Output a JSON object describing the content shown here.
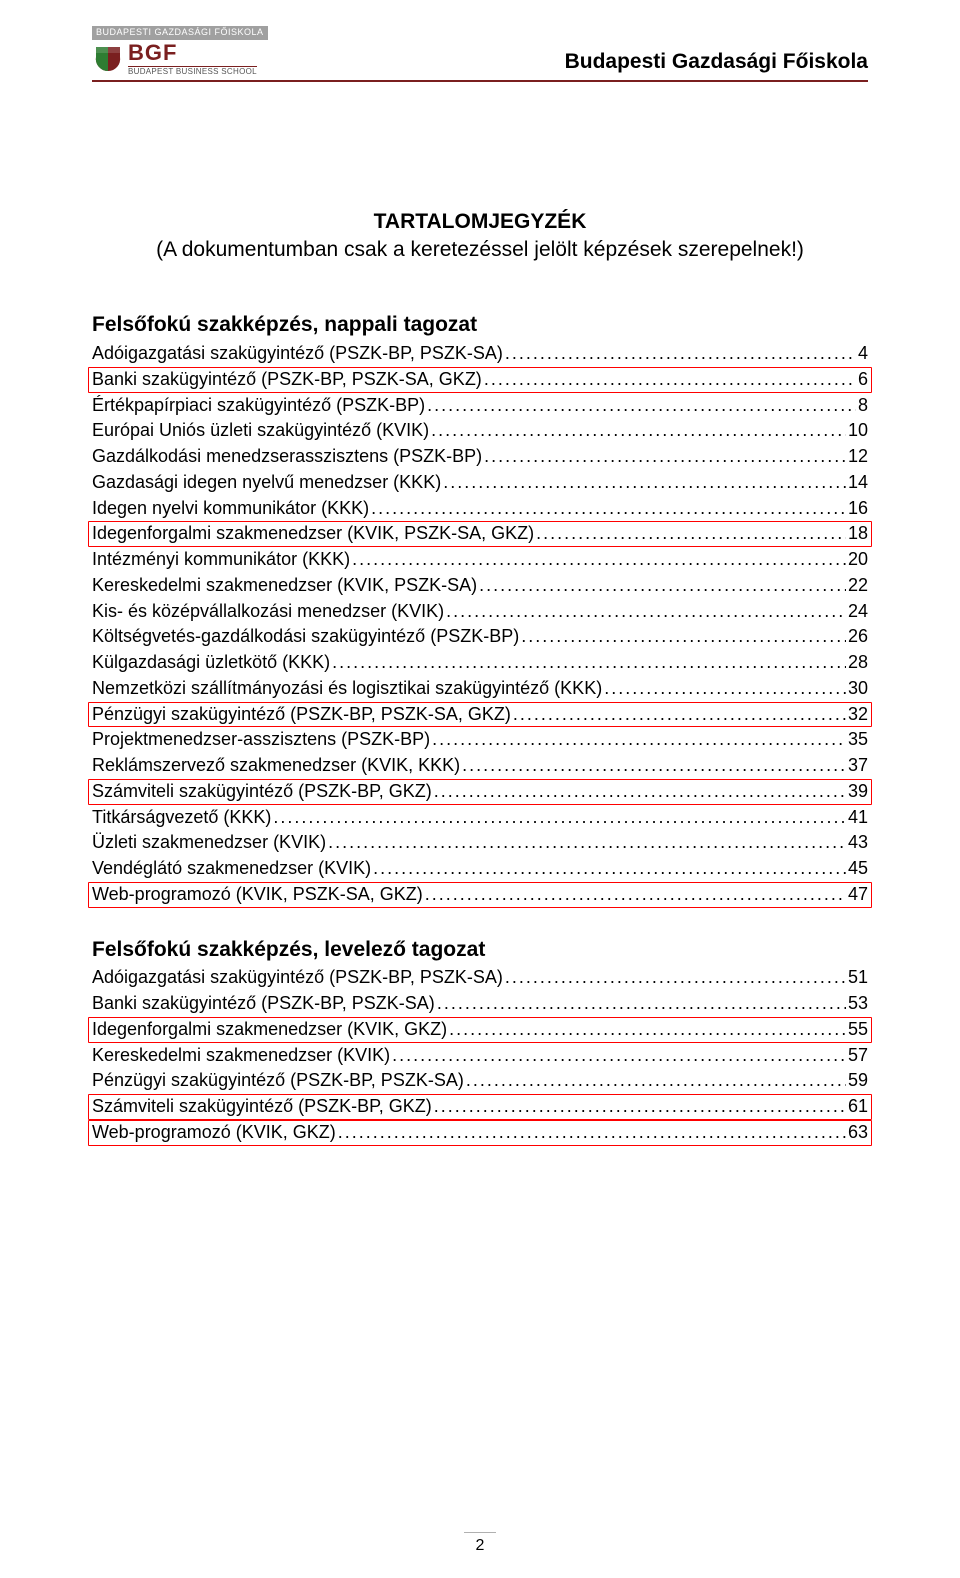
{
  "header": {
    "logo_top": "BUDAPESTI GAZDASÁGI FŐISKOLA",
    "logo_main": "BGF",
    "logo_sub": "BUDAPEST BUSINESS SCHOOL",
    "right_title": "Budapesti Gazdasági Főiskola"
  },
  "title": "TARTALOMJEGYZÉK",
  "subtitle": "(A dokumentumban csak a keretezéssel jelölt képzések szerepelnek!)",
  "page_number": "2",
  "sections": [
    {
      "heading": "Felsőfokú szakképzés, nappali tagozat",
      "entries": [
        {
          "label": "Adóigazgatási szakügyintéző (PSZK-BP, PSZK-SA)",
          "page": "4",
          "framed": false
        },
        {
          "label": "Banki szakügyintéző (PSZK-BP, PSZK-SA, GKZ)",
          "page": "6",
          "framed": true
        },
        {
          "label": "Értékpapírpiaci szakügyintéző (PSZK-BP)",
          "page": "8",
          "framed": false
        },
        {
          "label": "Európai Uniós üzleti szakügyintéző (KVIK)",
          "page": "10",
          "framed": false
        },
        {
          "label": "Gazdálkodási menedzserasszisztens (PSZK-BP)",
          "page": "12",
          "framed": false
        },
        {
          "label": "Gazdasági idegen nyelvű menedzser (KKK)",
          "page": "14",
          "framed": false
        },
        {
          "label": "Idegen nyelvi kommunikátor (KKK)",
          "page": "16",
          "framed": false
        },
        {
          "label": "Idegenforgalmi szakmenedzser (KVIK, PSZK-SA, GKZ)",
          "page": "18",
          "framed": true
        },
        {
          "label": "Intézményi kommunikátor (KKK)",
          "page": "20",
          "framed": false
        },
        {
          "label": "Kereskedelmi szakmenedzser (KVIK, PSZK-SA)",
          "page": "22",
          "framed": false
        },
        {
          "label": "Kis- és középvállalkozási menedzser (KVIK)",
          "page": "24",
          "framed": false
        },
        {
          "label": "Költségvetés-gazdálkodási szakügyintéző (PSZK-BP)",
          "page": "26",
          "framed": false
        },
        {
          "label": "Külgazdasági üzletkötő (KKK)",
          "page": "28",
          "framed": false
        },
        {
          "label": "Nemzetközi szállítmányozási és logisztikai szakügyintéző (KKK)",
          "page": "30",
          "framed": false
        },
        {
          "label": "Pénzügyi szakügyintéző (PSZK-BP, PSZK-SA, GKZ)",
          "page": "32",
          "framed": true
        },
        {
          "label": "Projektmenedzser-asszisztens (PSZK-BP)",
          "page": "35",
          "framed": false
        },
        {
          "label": "Reklámszervező szakmenedzser (KVIK, KKK)",
          "page": "37",
          "framed": false
        },
        {
          "label": "Számviteli szakügyintéző (PSZK-BP, GKZ)",
          "page": "39",
          "framed": true
        },
        {
          "label": "Titkárságvezető (KKK)",
          "page": "41",
          "framed": false
        },
        {
          "label": "Üzleti szakmenedzser (KVIK)",
          "page": "43",
          "framed": false
        },
        {
          "label": "Vendéglátó szakmenedzser (KVIK)",
          "page": "45",
          "framed": false
        },
        {
          "label": "Web-programozó (KVIK, PSZK-SA, GKZ)",
          "page": "47",
          "framed": true
        }
      ]
    },
    {
      "heading": "Felsőfokú szakképzés, levelező tagozat",
      "entries": [
        {
          "label": "Adóigazgatási szakügyintéző (PSZK-BP, PSZK-SA)",
          "page": "51",
          "framed": false
        },
        {
          "label": "Banki szakügyintéző (PSZK-BP, PSZK-SA)",
          "page": "53",
          "framed": false
        },
        {
          "label": "Idegenforgalmi szakmenedzser (KVIK, GKZ)",
          "page": "55",
          "framed": true
        },
        {
          "label": "Kereskedelmi szakmenedzser (KVIK)",
          "page": "57",
          "framed": false
        },
        {
          "label": "Pénzügyi szakügyintéző (PSZK-BP, PSZK-SA)",
          "page": "59",
          "framed": false
        },
        {
          "label": "Számviteli szakügyintéző (PSZK-BP, GKZ)",
          "page": "61",
          "framed": true
        },
        {
          "label": "Web-programozó (KVIK, GKZ)",
          "page": "63",
          "framed": true
        }
      ]
    }
  ],
  "colors": {
    "accent": "#7a1f1f",
    "frame": "#ff0000",
    "text": "#000000",
    "background": "#ffffff"
  }
}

(Aim of the task): Which lines hold the word "szakügyintéző"? Return all of them from the records above.

(Solution for this problem):
          "label": "Adóigazgatási szakügyintéző (PSZK-BP, PSZK-SA)",
          "label": "Banki szakügyintéző (PSZK-BP, PSZK-SA, GKZ)",
          "label": "Értékpapírpiaci szakügyintéző (PSZK-BP)",
          "label": "Európai Uniós üzleti szakügyintéző (KVIK)",
          "label": "Költségvetés-gazdálkodási szakügyintéző (PSZK-BP)",
          "label": "Nemzetközi szállítmányozási és logisztikai szakügyintéző (KKK)",
          "label": "Pénzügyi szakügyintéző (PSZK-BP, PSZK-SA, GKZ)",
          "label": "Számviteli szakügyintéző (PSZK-BP, GKZ)",
          "label": "Adóigazgatási szakügyintéző (PSZK-BP, PSZK-SA)",
          "label": "Banki szakügyintéző (PSZK-BP, PSZK-SA)",
          "label": "Pénzügyi szakügyintéző (PSZK-BP, PSZK-SA)",
          "label": "Számviteli szakügyintéző (PSZK-BP, GKZ)",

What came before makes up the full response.